# Task to carry out
Write each line out again exactly as written.

# Material for the task
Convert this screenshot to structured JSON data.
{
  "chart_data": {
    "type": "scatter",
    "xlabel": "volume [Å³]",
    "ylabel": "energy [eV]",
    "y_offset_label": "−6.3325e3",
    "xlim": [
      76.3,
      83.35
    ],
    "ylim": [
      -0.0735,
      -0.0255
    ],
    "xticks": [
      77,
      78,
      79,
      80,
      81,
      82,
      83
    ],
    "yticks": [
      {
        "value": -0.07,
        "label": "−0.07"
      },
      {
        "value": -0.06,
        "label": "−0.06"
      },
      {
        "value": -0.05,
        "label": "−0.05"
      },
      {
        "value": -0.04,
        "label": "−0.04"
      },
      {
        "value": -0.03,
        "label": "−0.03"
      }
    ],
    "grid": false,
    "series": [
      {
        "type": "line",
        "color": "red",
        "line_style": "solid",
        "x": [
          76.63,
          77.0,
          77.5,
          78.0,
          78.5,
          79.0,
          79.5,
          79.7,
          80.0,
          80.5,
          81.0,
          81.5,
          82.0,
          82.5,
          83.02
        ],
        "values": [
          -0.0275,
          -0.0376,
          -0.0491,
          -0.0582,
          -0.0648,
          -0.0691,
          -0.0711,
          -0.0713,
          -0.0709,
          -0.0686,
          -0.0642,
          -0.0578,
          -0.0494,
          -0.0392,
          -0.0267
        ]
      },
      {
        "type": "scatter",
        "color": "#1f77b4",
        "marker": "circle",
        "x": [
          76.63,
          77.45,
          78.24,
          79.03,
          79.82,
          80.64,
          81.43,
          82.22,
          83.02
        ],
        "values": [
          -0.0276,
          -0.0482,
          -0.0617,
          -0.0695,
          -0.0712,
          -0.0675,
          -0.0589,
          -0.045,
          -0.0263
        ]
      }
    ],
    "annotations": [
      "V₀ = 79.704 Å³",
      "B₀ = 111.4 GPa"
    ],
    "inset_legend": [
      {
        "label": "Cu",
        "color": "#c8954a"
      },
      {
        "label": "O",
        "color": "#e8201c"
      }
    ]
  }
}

# Worked solution
Convert this screenshot to structured JSON data.
{
  "chart_data": {
    "type": "scatter",
    "xlabel": "volume [Å³]",
    "ylabel": "energy [eV]",
    "y_offset_label": "−6.3325e3",
    "xlim": [
      76.3,
      83.35
    ],
    "ylim": [
      -0.0735,
      -0.0255
    ],
    "xticks": [
      77,
      78,
      79,
      80,
      81,
      82,
      83
    ],
    "yticks": [
      {
        "value": -0.07,
        "label": "−0.07"
      },
      {
        "value": -0.06,
        "label": "−0.06"
      },
      {
        "value": -0.05,
        "label": "−0.05"
      },
      {
        "value": -0.04,
        "label": "−0.04"
      },
      {
        "value": -0.03,
        "label": "−0.03"
      }
    ],
    "grid": false,
    "series": [
      {
        "type": "line",
        "color": "red",
        "line_style": "solid",
        "x": [
          76.63,
          77.0,
          77.5,
          78.0,
          78.5,
          79.0,
          79.5,
          79.7,
          80.0,
          80.5,
          81.0,
          81.5,
          82.0,
          82.5,
          83.02
        ],
        "values": [
          -0.0275,
          -0.0376,
          -0.0491,
          -0.0582,
          -0.0648,
          -0.0691,
          -0.0711,
          -0.0713,
          -0.0709,
          -0.0686,
          -0.0642,
          -0.0578,
          -0.0494,
          -0.0392,
          -0.0267
        ]
      },
      {
        "type": "scatter",
        "color": "#1f77b4",
        "marker": "circle",
        "x": [
          76.63,
          77.45,
          78.24,
          79.03,
          79.82,
          80.64,
          81.43,
          82.22,
          83.02
        ],
        "values": [
          -0.0276,
          -0.0482,
          -0.0617,
          -0.0695,
          -0.0712,
          -0.0675,
          -0.0589,
          -0.045,
          -0.0263
        ]
      }
    ],
    "annotations": [
      "V₀ = 79.704 Å³",
      "B₀ = 111.4 GPa"
    ],
    "inset_legend": [
      {
        "label": "Cu",
        "color": "#c8954a"
      },
      {
        "label": "O",
        "color": "#e8201c"
      }
    ]
  }
}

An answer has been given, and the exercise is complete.